§ Raw records:
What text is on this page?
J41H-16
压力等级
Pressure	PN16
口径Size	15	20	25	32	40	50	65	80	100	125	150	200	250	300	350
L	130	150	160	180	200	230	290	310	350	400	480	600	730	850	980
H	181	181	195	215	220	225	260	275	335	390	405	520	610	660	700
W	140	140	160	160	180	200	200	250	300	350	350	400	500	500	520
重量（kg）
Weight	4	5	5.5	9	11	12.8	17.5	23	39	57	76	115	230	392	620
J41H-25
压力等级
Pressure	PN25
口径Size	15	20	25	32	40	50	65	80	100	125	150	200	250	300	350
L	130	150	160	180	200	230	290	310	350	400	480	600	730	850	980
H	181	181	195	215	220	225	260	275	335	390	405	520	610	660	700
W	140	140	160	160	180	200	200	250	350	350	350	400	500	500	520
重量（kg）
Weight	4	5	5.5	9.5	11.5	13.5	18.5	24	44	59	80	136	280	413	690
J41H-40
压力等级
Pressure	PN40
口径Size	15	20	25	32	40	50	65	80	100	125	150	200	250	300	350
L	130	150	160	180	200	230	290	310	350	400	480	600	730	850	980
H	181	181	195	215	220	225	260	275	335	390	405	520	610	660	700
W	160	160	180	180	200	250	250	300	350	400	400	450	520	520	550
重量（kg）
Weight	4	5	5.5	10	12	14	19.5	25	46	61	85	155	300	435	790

§ Job: Find all lines where the word "Weight" appears. Copy them.

§ Solution below:
Weight	4	5	5.5	9	11	12.8	17.5	23	39	57	76	115	230	392	620
Weight	4	5	5.5	9.5	11.5	13.5	18.5	24	44	59	80	136	280	413	690
Weight	4	5	5.5	10	12	14	19.5	25	46	61	85	155	300	435	790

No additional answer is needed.